::: THE DATA
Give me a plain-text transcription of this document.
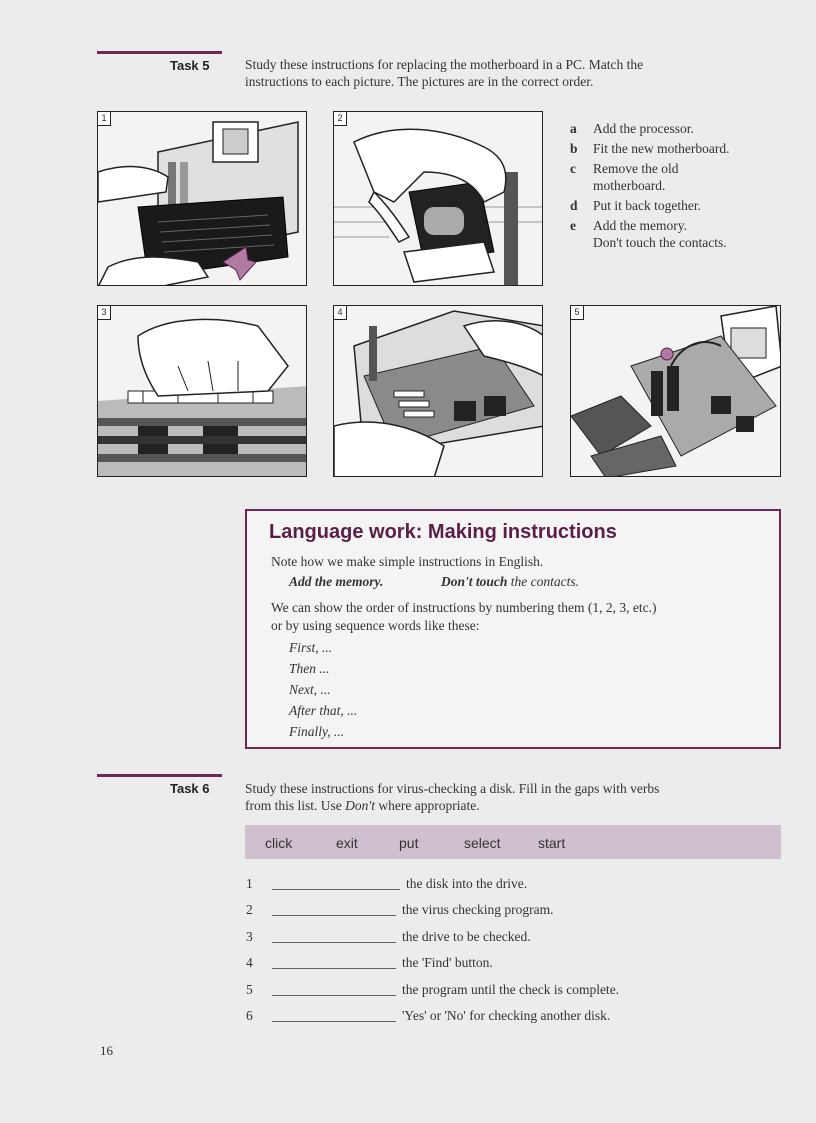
Task 5	Study these instructions for replacing the motherboard in a PC. Match the
instructions to each picture. The pictures are in the correct order.
1	2
a	Add the processor.
b	Fit the new motherboard.
c	Remove the old
motherboard.
d	Put it back together.
e	Add the memory.
Don't touch the contacts.
3	4	5
Language work: Making instructions
Note how we make simple instructions in English.
Add the memory.	Don't touch the contacts.
We can show the order of instructions by numbering them (1, 2, 3, etc.)
or by using sequence words like these:
First, ...
Then ...
Next, ...
After that, ...
Finally, ...
Task 6	Study these instructions for virus-checking a disk. Fill in the gaps with verbs
from this list. Use Don't where appropriate.
click	exit	put	select	start
1	the disk into the drive.
2	the virus checking program.
3	the drive to be checked.
4	the 'Find' button.
5	the program until the check is complete.
6	'Yes' or 'No' for checking another disk.
16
::::::
In case the records contain pictures, keep those out and repeat the rest exactly.

EXERCISE RESPONSE ::
Give me a plain-text transcription of this document.
Task 5	Study these instructions for replacing the motherboard in a PC. Match the
instructions to each picture. The pictures are in the correct order.
1	2
a	Add the processor.
b	Fit the new motherboard.
c	Remove the old
motherboard.
d	Put it back together.
e	Add the memory.
Don't touch the contacts.
3	4	5
Language work: Making instructions
Note how we make simple instructions in English.
Add the memory.	Don't touch the contacts.
We can show the order of instructions by numbering them (1, 2, 3, etc.)
or by using sequence words like these:
First, ...
Then ...
Next, ...
After that, ...
Finally, ...
Task 6	Study these instructions for virus-checking a disk. Fill in the gaps with verbs
from this list. Use Don't where appropriate.
click	exit	put	select	start
1	the disk into the drive.
2	the virus checking program.
3	the drive to be checked.
4	the 'Find' button.
5	the program until the check is complete.
6	'Yes' or 'No' for checking another disk.
16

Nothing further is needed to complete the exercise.